§ Set of tasks
a - In the message on header signatures below, list every sentence that begins with the word "If".
b - Please reproduce the message on header signatures word for word, from "Canonicalization." to "are checking signatures.".

§ Given passage
From: Brad Templeton (brad@templetons.com)
Date: Thu May 04 2000 - 15:22:10 CDT
Signing just the headers within multiparts creates a requirement
that signature checking software parse article bodies. I think they
should be just an array of bits. Sign the body if there is a body, but
just as an array of bits.
> There is also provision for Verified headers which may be added by
> agents that have checked a Signed header. Verified headers may
> themselves be included in further Signed headers; this may be
> especially useful in the case of gateways which find it necessary to
> change an article in ways that invalidate an original signature.
If you invalidate a signature you might as well remove it, it serves
no purpose. While it is possible to leave a signed flag that says
"this used to have a signature and it was OK to me" that is very poor
"weak link" security.
It also begs the question of whether such a gateway passes on both signed
and unsigned articles. Some have even made the astounding suggestion
gateways would pass on articles that are signed but fail the signature
test -- ie. forgeries and mistakes. You can't reconcile this easily.
If a gateway signs an article, it should be inherent that it had reason
to trust what it signed, or I should not trust it. If it is a gateway
from an uncontrolled zone, what value is there in having it sign things
if anybody can inject anything and get it signed? Indeed, this can be
of negative value by generating false trust.
> header-parameter
> = attribute "=" value
We should not define header parameters in the syntax of our
headers. Every header should use exactly the same syntax for its
modified parameters, the same one all MIME headers use. There should
not even be the suggestion that more than one parser is required.
Canonicalization.
As has been said before by several here, you want as simple
a canonicalization algorithm as possible. The idea of complex
mapping of comments etc. is sure to lead to trouble.
We can get away with a simple canonicalization because it is
inherently enforced. Any attempt to modify the headers against
the simple rules fails. The articles will not be propagated.
People won't code bad transformations because they simply won't
work at all, once downstreams are checking signatures.
There are a few canonicalizations we can't avoid, but we should
limit ourselves to them, and only them. They are the addition
of other headers and the re-ordering of headers. Some would
argue for the re-folding of headers but actually I'm not sure
we even need to support that -- why should relays or injectors
need to re-fold headers?
Rewriting of headers doesn't work with signatures, it's wrong to
even make it try. Since all programs that sign their headers are
inherently new programs, they are simply required to write
conformant headers that are conformingly folded. There is no
need to rewrite them.
Multiple signing:
While there needs to be some capacity for this, we must be wary
of adding too much complexity to make it happen. By and large
the only serious need for multiple signing is for a moderated
group, if we want the author to sign a message and the moderator
to also sign it.

§ Entries shown
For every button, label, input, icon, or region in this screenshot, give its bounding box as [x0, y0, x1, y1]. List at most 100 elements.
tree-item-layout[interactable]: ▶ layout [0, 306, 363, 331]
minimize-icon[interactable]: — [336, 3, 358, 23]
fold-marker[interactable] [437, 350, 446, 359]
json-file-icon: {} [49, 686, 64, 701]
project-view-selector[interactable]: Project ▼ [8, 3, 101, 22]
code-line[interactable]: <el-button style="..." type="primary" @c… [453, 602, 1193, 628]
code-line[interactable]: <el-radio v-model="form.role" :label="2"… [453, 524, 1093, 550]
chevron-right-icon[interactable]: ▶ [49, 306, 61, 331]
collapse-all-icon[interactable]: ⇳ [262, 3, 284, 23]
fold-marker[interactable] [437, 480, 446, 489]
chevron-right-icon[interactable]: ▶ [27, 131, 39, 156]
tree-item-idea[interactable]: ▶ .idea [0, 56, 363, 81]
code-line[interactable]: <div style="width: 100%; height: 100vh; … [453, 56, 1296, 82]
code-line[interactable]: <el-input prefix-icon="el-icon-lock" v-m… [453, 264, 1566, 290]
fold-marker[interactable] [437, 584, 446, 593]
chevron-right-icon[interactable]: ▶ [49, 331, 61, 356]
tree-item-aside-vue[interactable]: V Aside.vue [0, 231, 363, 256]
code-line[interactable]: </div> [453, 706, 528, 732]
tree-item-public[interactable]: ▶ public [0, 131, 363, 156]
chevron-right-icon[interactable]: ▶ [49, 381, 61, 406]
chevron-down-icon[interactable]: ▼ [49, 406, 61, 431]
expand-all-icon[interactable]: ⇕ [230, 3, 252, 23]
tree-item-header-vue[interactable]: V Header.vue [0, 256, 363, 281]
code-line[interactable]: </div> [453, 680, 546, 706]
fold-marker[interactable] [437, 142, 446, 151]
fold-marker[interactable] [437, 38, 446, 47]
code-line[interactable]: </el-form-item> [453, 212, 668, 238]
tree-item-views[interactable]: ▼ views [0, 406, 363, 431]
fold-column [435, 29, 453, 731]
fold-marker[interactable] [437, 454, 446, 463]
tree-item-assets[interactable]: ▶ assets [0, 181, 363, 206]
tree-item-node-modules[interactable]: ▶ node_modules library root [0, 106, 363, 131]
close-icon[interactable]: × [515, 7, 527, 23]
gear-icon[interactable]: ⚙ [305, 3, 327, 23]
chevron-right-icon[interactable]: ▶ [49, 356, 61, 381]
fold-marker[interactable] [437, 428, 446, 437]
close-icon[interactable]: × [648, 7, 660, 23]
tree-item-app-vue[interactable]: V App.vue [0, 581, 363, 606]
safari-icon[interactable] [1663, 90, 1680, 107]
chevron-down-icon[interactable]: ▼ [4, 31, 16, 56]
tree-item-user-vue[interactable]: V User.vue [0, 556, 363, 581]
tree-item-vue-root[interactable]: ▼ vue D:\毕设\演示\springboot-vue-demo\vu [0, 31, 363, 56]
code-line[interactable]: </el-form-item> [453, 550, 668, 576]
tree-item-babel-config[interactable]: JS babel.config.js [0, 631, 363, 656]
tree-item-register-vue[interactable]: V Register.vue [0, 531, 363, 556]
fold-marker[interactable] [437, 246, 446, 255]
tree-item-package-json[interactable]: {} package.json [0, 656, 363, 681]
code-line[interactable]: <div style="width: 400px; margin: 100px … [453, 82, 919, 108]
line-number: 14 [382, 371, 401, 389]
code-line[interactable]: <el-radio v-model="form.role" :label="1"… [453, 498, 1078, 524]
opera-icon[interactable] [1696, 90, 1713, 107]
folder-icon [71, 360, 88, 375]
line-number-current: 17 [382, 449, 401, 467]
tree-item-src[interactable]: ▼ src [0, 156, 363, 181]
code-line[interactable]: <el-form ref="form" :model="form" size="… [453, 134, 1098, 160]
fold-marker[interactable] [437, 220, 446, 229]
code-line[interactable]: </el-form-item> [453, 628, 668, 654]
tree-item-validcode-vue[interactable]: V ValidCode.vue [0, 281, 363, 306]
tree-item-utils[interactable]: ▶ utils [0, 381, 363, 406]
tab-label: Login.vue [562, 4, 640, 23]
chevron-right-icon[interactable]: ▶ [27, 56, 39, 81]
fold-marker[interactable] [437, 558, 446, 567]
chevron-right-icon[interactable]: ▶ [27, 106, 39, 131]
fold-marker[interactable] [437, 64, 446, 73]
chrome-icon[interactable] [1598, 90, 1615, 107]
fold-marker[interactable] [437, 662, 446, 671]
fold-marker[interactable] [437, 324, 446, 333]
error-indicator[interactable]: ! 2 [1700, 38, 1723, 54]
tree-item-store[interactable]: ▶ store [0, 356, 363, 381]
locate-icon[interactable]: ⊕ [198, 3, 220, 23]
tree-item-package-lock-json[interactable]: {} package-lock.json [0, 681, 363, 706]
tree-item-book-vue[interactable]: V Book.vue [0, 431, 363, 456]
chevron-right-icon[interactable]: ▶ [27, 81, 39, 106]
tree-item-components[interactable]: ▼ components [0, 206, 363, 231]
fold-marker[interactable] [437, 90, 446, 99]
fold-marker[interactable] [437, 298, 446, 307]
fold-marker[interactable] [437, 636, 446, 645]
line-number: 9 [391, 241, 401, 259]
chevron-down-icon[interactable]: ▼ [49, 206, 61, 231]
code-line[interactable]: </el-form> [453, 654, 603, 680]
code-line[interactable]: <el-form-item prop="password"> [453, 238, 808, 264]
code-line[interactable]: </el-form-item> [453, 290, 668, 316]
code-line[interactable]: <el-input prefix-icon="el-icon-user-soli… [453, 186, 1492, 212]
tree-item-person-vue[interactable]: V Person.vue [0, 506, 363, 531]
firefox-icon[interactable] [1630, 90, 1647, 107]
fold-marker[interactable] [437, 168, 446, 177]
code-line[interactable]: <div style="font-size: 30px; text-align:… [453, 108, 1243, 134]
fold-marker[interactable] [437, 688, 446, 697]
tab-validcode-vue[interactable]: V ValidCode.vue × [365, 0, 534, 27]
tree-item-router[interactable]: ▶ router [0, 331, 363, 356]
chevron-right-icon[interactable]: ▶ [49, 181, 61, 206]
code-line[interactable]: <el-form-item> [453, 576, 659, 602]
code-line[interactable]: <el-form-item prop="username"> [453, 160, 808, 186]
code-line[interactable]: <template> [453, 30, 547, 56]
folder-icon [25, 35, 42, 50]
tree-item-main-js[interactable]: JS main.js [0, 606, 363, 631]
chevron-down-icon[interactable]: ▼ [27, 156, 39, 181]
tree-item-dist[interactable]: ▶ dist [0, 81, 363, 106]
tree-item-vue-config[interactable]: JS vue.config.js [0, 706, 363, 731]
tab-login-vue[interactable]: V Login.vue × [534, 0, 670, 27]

§ Solutions for each task
a -
- If you invalidate a signature you might as well remove it, it serves no purpose.
- If a gateway signs an article, it should be inherent that it had reason to trust what it signed, or I should not trust it.
- If it is a gateway from an uncontrolled zone, what value is there in having it sign things if anybody can inject anything and get it signed?

b -
Canonicalization.
As has been said before by several here, you want as simple
a canonicalization algorithm as possible. The idea of complex
mapping of comments etc. is sure to lead to trouble.
We can get away with a simple canonicalization because it is
inherently enforced. Any attempt to modify the headers against
the simple rules fails. The articles will not be propagated.
People won't code bad transformations because they simply won't
work at all, once downstreams are checking signatures.